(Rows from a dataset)
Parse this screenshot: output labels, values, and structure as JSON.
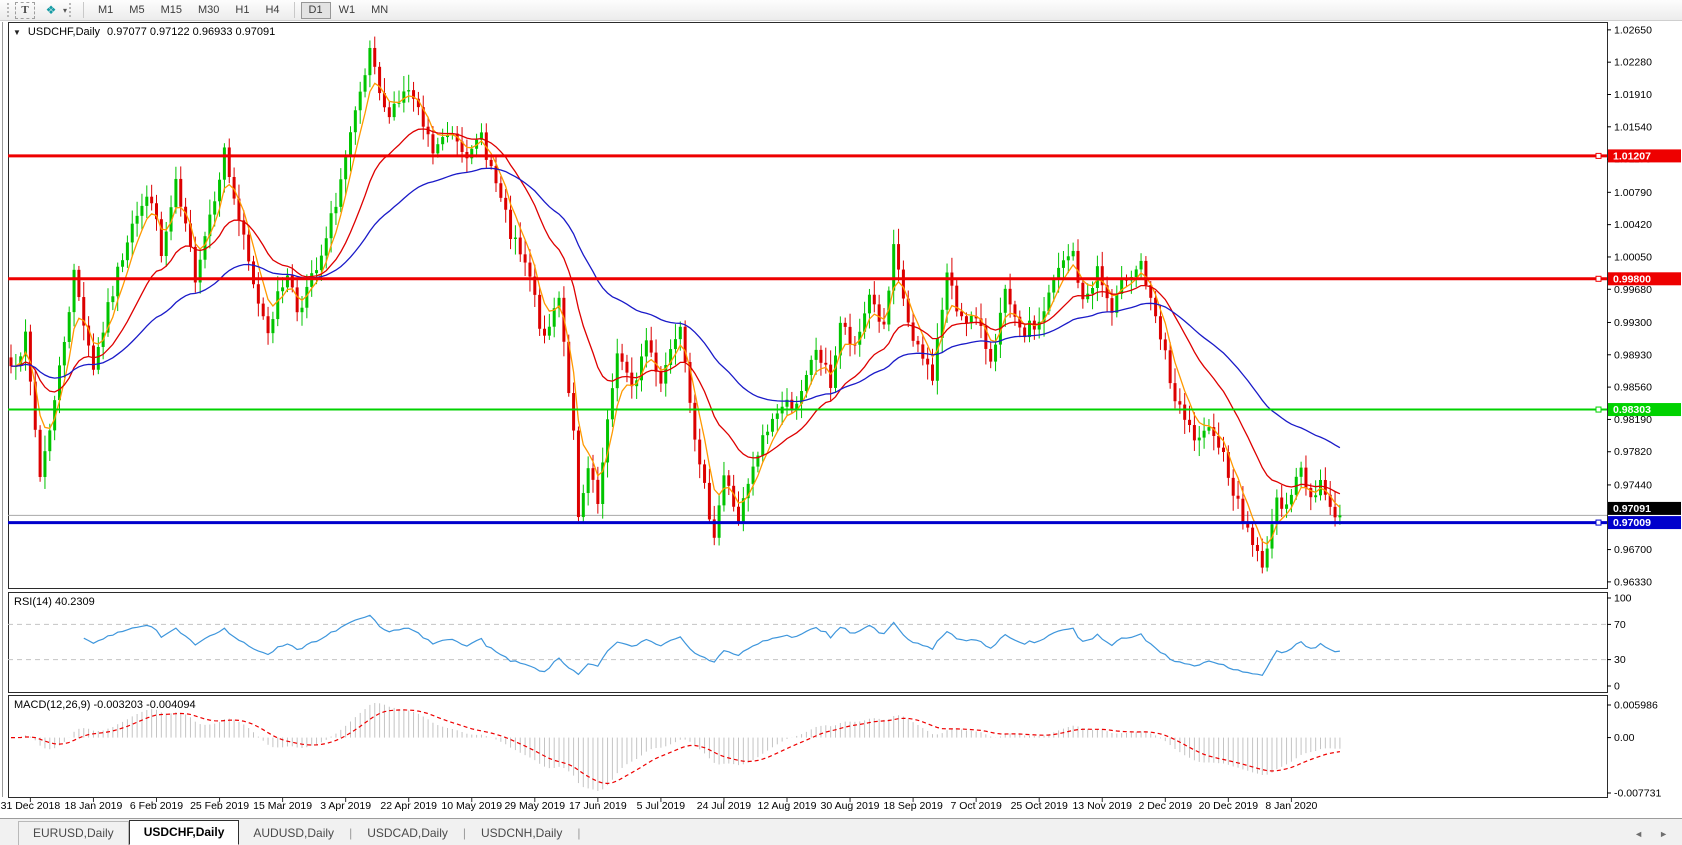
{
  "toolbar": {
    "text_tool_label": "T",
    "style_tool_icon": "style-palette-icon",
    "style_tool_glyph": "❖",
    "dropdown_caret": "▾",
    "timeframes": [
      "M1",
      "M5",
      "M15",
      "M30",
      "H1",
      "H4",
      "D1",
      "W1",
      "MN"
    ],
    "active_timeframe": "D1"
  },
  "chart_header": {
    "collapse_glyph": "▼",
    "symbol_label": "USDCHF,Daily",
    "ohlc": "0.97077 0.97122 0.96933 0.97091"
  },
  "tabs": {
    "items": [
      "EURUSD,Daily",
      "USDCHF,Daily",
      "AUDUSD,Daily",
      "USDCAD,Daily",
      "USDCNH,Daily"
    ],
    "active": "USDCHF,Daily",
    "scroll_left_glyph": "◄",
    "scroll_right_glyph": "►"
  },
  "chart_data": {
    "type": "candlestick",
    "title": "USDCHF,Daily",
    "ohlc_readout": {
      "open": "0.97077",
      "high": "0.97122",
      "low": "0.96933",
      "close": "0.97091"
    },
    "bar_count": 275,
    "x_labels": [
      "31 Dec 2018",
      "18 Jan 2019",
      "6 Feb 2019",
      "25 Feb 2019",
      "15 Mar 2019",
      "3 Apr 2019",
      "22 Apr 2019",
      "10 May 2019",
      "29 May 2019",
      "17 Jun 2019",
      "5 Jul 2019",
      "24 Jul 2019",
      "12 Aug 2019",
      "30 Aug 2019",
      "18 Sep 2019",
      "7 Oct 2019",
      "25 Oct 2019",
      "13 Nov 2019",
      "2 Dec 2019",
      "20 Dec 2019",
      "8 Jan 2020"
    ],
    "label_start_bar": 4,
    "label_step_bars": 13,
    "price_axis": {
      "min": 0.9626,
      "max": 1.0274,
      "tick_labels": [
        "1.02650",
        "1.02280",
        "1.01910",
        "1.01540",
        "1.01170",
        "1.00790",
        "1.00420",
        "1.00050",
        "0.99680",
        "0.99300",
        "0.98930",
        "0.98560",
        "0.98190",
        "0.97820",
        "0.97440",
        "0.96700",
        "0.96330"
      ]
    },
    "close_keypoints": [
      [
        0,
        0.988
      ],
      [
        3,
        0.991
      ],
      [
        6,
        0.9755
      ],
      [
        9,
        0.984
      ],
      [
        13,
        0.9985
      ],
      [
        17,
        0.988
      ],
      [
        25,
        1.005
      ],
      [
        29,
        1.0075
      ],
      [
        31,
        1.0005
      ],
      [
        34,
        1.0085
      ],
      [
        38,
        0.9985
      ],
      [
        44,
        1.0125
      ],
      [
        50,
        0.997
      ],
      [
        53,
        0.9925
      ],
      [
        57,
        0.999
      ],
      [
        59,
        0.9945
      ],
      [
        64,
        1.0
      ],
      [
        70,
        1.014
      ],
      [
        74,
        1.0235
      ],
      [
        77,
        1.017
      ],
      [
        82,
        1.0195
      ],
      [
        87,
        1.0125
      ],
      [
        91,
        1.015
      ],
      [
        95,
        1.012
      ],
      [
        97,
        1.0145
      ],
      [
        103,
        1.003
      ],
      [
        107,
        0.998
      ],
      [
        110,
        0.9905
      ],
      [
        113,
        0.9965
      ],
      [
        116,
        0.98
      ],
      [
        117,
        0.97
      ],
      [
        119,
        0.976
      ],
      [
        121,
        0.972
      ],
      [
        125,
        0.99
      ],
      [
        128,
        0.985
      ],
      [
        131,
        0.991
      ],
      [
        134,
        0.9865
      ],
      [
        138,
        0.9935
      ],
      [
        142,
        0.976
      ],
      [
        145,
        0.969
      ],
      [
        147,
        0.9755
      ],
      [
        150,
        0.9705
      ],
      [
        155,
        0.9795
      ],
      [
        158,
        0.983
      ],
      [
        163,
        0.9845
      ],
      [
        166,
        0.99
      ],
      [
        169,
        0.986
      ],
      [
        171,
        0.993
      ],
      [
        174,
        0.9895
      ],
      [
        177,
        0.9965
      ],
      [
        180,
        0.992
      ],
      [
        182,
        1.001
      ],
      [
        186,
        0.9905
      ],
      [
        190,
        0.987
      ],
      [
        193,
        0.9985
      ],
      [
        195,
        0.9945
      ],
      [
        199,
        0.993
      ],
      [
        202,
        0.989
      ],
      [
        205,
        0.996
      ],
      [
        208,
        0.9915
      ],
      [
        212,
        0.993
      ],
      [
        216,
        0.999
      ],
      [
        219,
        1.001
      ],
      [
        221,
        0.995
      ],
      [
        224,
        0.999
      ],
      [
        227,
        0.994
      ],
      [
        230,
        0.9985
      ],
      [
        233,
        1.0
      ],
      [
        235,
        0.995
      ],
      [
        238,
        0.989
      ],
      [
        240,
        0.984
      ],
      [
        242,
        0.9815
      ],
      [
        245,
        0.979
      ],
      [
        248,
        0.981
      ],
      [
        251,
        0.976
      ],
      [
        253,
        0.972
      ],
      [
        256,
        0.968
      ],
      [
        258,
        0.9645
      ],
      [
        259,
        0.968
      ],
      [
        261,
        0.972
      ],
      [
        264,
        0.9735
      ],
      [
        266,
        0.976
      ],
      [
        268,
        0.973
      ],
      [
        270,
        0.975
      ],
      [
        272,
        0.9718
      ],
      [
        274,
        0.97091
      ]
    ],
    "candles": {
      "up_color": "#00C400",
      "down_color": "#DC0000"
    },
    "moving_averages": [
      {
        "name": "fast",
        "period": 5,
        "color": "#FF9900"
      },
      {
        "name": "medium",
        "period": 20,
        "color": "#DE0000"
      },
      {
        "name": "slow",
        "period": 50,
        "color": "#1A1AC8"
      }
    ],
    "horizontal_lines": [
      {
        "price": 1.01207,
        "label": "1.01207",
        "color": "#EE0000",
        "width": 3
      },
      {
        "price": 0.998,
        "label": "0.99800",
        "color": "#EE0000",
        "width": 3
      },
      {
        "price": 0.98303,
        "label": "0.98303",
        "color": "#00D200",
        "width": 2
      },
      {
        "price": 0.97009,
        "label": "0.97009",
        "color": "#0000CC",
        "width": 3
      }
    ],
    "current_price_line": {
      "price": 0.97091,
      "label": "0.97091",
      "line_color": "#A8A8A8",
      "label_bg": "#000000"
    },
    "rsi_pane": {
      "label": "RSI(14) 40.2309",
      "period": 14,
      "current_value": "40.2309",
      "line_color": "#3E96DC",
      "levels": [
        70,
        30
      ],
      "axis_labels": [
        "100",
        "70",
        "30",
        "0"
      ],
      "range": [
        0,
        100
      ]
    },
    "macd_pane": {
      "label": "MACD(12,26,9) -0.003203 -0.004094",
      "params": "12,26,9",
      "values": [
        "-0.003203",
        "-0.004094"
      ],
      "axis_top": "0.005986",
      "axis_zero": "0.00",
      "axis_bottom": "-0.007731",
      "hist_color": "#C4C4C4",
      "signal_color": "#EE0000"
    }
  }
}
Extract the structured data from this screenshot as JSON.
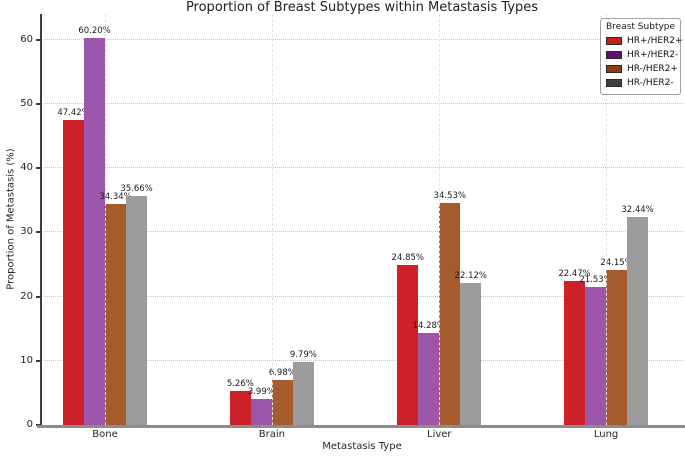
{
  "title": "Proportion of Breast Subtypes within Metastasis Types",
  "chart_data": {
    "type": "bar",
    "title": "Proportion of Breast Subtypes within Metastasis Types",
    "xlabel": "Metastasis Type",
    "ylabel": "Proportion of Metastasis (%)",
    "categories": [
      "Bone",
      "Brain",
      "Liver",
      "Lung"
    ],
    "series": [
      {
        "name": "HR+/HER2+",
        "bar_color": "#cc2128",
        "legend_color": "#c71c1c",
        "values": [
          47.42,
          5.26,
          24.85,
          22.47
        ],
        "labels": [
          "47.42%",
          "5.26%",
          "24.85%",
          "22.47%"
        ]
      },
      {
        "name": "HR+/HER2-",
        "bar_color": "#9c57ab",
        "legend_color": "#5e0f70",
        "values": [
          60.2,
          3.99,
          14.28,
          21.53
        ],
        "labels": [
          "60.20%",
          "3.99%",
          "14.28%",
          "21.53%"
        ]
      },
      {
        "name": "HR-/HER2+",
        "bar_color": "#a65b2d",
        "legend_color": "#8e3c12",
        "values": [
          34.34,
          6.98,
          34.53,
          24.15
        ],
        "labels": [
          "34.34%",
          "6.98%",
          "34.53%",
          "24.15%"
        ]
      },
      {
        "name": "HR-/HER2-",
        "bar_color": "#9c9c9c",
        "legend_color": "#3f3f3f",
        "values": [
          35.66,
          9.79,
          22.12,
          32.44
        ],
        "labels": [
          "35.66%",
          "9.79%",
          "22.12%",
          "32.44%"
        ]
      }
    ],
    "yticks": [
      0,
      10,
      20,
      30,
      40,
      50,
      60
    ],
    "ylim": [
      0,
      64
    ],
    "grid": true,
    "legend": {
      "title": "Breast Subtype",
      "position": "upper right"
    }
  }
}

- **AIM**
Copy out exactly the lines between the line containing "Extract the structured" and the end of the entries, including both, and leave the pictures behind.

- **PROBLEM SOLUTION**
Extract the structured data from this screenshot as JSON.
{
  "title": "Proportion of Breast Subtypes within Metastasis Types",
  "chart_data": {
    "type": "bar",
    "title": "Proportion of Breast Subtypes within Metastasis Types",
    "xlabel": "Metastasis Type",
    "ylabel": "Proportion of Metastasis (%)",
    "categories": [
      "Bone",
      "Brain",
      "Liver",
      "Lung"
    ],
    "series": [
      {
        "name": "HR+/HER2+",
        "bar_color": "#cc2128",
        "legend_color": "#c71c1c",
        "values": [
          47.42,
          5.26,
          24.85,
          22.47
        ],
        "labels": [
          "47.42%",
          "5.26%",
          "24.85%",
          "22.47%"
        ]
      },
      {
        "name": "HR+/HER2-",
        "bar_color": "#9c57ab",
        "legend_color": "#5e0f70",
        "values": [
          60.2,
          3.99,
          14.28,
          21.53
        ],
        "labels": [
          "60.20%",
          "3.99%",
          "14.28%",
          "21.53%"
        ]
      },
      {
        "name": "HR-/HER2+",
        "bar_color": "#a65b2d",
        "legend_color": "#8e3c12",
        "values": [
          34.34,
          6.98,
          34.53,
          24.15
        ],
        "labels": [
          "34.34%",
          "6.98%",
          "34.53%",
          "24.15%"
        ]
      },
      {
        "name": "HR-/HER2-",
        "bar_color": "#9c9c9c",
        "legend_color": "#3f3f3f",
        "values": [
          35.66,
          9.79,
          22.12,
          32.44
        ],
        "labels": [
          "35.66%",
          "9.79%",
          "22.12%",
          "32.44%"
        ]
      }
    ],
    "yticks": [
      0,
      10,
      20,
      30,
      40,
      50,
      60
    ],
    "ylim": [
      0,
      64
    ],
    "grid": true,
    "legend": {
      "title": "Breast Subtype",
      "position": "upper right"
    }
  }
}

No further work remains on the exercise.